Stored entries:

---

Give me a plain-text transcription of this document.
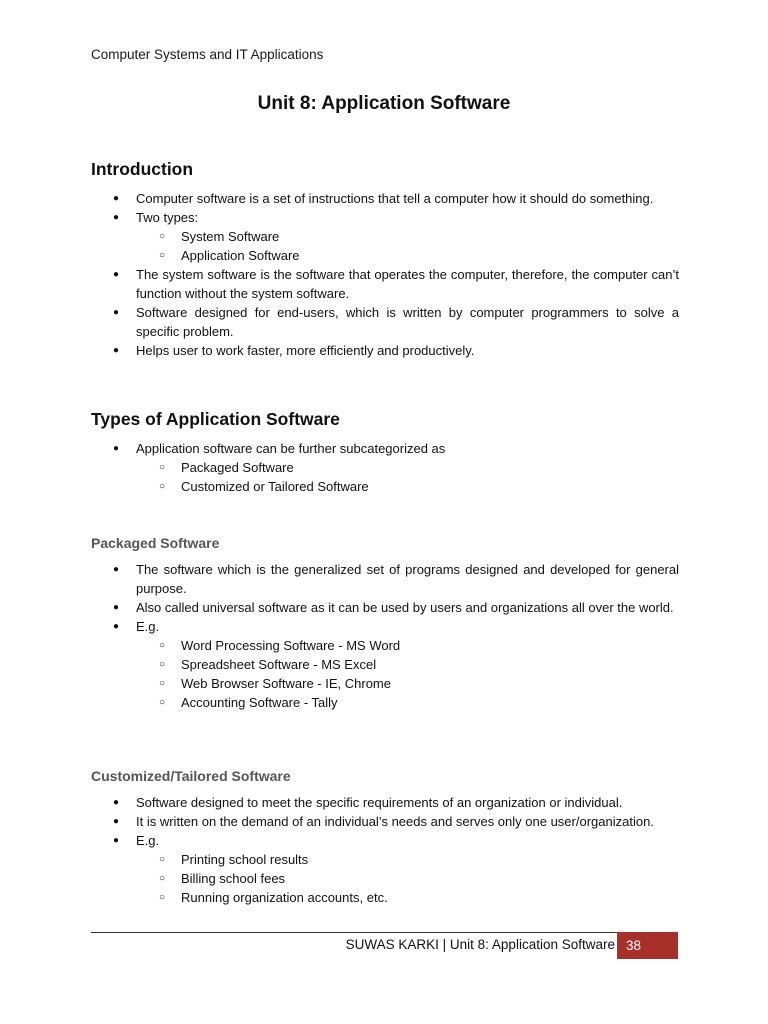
Computer Systems and IT Applications
Unit 8: Application Software
Introduction
● Computer software is a set of instructions that tell a computer how it should do something.
● Two types:
○ System Software
○ Application Software
● The system software is the software that operates the computer, therefore, the computer can’t function without the system software.
● Software designed for end-users, which is written by computer programmers to solve a specific problem.
● Helps user to work faster, more efficiently and productively.
Types of Application Software
● Application software can be further subcategorized as
○ Packaged Software
○ Customized or Tailored Software
Packaged Software
● The software which is the generalized set of programs designed and developed for general purpose.
● Also called universal software as it can be used by users and organizations all over the world.
● E.g.
○ Word Processing Software - MS Word
○ Spreadsheet Software - MS Excel
○ Web Browser Software - IE, Chrome
○ Accounting Software - Tally
Customized/Tailored Software
● Software designed to meet the specific requirements of an organization or individual.
● It is written on the demand of an individual’s needs and serves only one user/organization.
● E.g.
○ Printing school results
○ Billing school fees
○ Running organization accounts, etc.
SUWAS KARKI | Unit 8: Application Software 38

---

How many lines of these entries contain the string "specific"? Reply with the number alone.

2